* **Tarefas do exercício**:
A – Segundo o texto sobre Genival Lacerda, em que ano Severina xique-xique estourou país afora?
B – Devolva, sem alterações, o trecho do texto sobre Genival Lacerda que se inicia com as palavras "A partir do" e se encerra com "cantava o samba.".

═══ Texto extraído

Quando Severina xique-xique estourou país afora, em 1975, Genival Lacerda já estava gravando há 13 anos e, depois da Rozenblit, lançava seu primeiro LP, Meu Nordeste, pela Audience, no Rio de Janeiro. Até então, o paraibano de Campina Grande, com o também epíteto de “Senador do Rojão” (por causa do político carioca Carlos Lacerda), era um dos mais destacados nomes da segunda geração do forró. Foi rival de Marinês nos concursos de calouros na Rainha da Borborema e ambos deram os primeiros passos na carreira se apresentando nas emissoras campinenses.
Genival, no entanto, era um sucesso regional, não apenas como forrozeiro, fazia também personagens cômicos. Chegou a gravar um disco de humor com o ator Lúcio Mauro, que conheceu no Recife, na Rádio Jornal do Commercio – as Trapalhadas de Cazuza e seu Barbalho (com textos do recifense Luiz Queiroga, pai do compositor Lula Queiroga). O “Cazuza” era o personagem de Genival Lacerda, o disco é de 1970. Na época, o forró andava por baixo desde o início dos anos 1960. Nem o Rei do Baião, Luiz Gonzaga, conseguia mais fazer sucesso no “Sul”. Genival estourou ajudado pela conjuntura política da época.
A partir do AI-5, em 1968, a censura partiu com para cima das canções enquadradas na sigla MPB. Compositores, feito Gonzaguinha, tinham discos inteiros proibidos. Músicas não raro passavam pela censura, chegavam às paradas e tinham a carreira de sucesso interrompida, com os discos recolhidos em todo o território nacional, como foi o caso de Apesar de você, de Chico Buarque, cujo conteúdo só foi entendido quando o Brasil inteiro cantava o samba.
Foi então que surgiram os falsos importados: cantores brasileiros que usavam nomes artísticos sonoramente saxônicos e compunham e gravavam em inglês. A censura não perdia tempo com quem cantava em inglês, e nem com os forrozeiros que começaram a fazer sucesso com músicas de duplo sentido, mas quase sempre empregando regionalismos que os censores desconheciam. Um bom exemplo é o refrão de Severina xique-xique: “Ele tá de olho/ é a na butique dela”, qualquer nordestino entenderia o duplo sentido da expressão.

══════
═══ Dados fornecidos

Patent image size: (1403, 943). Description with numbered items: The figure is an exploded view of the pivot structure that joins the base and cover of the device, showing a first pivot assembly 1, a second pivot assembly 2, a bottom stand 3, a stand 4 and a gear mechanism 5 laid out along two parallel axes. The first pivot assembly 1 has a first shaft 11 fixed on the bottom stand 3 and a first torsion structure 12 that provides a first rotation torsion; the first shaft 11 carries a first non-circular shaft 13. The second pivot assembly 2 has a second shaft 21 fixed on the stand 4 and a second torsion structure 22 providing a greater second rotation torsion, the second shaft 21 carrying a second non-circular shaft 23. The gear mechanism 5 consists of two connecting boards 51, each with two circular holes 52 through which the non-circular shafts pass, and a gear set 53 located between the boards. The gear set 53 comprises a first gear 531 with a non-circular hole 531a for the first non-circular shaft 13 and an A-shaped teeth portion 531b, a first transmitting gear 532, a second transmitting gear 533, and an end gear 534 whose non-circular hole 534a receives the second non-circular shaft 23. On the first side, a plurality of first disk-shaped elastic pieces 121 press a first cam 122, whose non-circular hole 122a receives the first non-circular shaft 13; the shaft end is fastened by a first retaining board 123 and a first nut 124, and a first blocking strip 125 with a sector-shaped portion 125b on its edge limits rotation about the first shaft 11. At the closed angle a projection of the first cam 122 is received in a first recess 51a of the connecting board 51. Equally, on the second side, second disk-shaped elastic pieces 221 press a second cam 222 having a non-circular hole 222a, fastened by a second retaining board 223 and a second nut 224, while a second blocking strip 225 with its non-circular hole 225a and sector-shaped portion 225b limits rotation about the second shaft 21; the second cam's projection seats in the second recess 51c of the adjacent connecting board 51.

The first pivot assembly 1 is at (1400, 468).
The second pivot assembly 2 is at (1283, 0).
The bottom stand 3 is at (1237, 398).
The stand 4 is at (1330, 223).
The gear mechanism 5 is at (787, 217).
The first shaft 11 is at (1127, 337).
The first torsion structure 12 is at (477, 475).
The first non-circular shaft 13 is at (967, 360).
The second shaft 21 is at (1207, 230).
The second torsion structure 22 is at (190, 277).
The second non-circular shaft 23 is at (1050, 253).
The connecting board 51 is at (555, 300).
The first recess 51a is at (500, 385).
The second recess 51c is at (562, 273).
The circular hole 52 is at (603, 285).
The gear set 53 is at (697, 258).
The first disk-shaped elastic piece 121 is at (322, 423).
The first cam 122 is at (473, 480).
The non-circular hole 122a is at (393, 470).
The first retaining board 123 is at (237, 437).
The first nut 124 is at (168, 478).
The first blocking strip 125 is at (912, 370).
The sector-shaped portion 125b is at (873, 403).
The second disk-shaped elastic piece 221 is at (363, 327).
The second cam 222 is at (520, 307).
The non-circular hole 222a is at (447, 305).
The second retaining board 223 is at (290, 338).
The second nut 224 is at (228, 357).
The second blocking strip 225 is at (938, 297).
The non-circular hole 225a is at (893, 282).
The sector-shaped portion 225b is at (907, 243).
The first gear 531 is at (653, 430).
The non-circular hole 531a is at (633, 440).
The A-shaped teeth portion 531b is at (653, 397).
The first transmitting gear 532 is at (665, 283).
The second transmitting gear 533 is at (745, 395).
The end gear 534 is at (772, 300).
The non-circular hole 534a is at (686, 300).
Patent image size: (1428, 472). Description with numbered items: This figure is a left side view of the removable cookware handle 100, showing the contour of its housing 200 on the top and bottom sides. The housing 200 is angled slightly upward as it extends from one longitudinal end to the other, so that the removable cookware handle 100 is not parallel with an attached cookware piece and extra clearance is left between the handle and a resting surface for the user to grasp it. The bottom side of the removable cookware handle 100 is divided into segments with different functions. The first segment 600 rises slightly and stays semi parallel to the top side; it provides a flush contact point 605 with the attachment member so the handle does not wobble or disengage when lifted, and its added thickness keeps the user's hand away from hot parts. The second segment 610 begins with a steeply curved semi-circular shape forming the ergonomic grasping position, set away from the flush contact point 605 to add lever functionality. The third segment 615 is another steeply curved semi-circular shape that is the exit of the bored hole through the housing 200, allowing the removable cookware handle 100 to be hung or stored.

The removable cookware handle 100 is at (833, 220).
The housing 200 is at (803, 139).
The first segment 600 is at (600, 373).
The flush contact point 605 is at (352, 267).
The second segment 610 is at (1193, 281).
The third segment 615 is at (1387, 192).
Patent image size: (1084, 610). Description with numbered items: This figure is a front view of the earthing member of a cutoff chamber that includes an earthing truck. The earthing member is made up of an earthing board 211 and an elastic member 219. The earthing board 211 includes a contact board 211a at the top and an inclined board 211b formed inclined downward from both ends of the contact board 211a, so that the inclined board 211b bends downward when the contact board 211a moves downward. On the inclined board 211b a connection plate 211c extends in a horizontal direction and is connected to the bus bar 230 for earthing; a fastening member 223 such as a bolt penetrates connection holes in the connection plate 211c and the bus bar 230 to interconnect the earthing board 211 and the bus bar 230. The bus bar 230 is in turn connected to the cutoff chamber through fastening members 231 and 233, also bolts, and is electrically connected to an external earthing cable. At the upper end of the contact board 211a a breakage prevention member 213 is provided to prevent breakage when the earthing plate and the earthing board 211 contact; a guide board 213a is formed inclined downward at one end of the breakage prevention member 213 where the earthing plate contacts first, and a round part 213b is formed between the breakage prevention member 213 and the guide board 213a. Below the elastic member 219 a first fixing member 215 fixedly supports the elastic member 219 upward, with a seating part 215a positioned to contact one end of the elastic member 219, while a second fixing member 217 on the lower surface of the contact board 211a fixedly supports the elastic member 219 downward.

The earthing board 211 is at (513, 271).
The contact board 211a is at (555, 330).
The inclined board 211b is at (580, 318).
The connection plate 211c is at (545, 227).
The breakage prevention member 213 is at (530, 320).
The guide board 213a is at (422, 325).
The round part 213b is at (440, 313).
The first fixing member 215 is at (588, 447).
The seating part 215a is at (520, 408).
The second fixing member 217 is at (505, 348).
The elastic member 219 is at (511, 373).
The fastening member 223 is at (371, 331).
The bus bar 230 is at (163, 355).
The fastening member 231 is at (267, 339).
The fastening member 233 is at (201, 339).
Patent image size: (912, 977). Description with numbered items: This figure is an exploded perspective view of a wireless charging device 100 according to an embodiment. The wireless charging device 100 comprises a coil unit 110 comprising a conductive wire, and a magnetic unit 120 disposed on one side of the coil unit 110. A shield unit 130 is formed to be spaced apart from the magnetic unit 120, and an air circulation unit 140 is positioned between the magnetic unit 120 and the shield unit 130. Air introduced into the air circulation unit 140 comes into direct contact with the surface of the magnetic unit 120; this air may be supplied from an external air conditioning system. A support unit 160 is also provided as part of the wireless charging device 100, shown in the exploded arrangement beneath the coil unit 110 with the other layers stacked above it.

══════

* **Respostas por tarefa**:
A – Em 1975.

B –
A partir do AI-5, em 1968, a censura partiu com para cima das canções enquadradas na sigla MPB. Compositores, feito Gonzaguinha, tinham discos inteiros proibidos. Músicas não raro passavam pela censura, chegavam às paradas e tinham a carreira de sucesso interrompida, com os discos recolhidos em todo o território nacional, como foi o caso de Apesar de você, de Chico Buarque, cujo conteúdo só foi entendido quando o Brasil inteiro cantava o samba.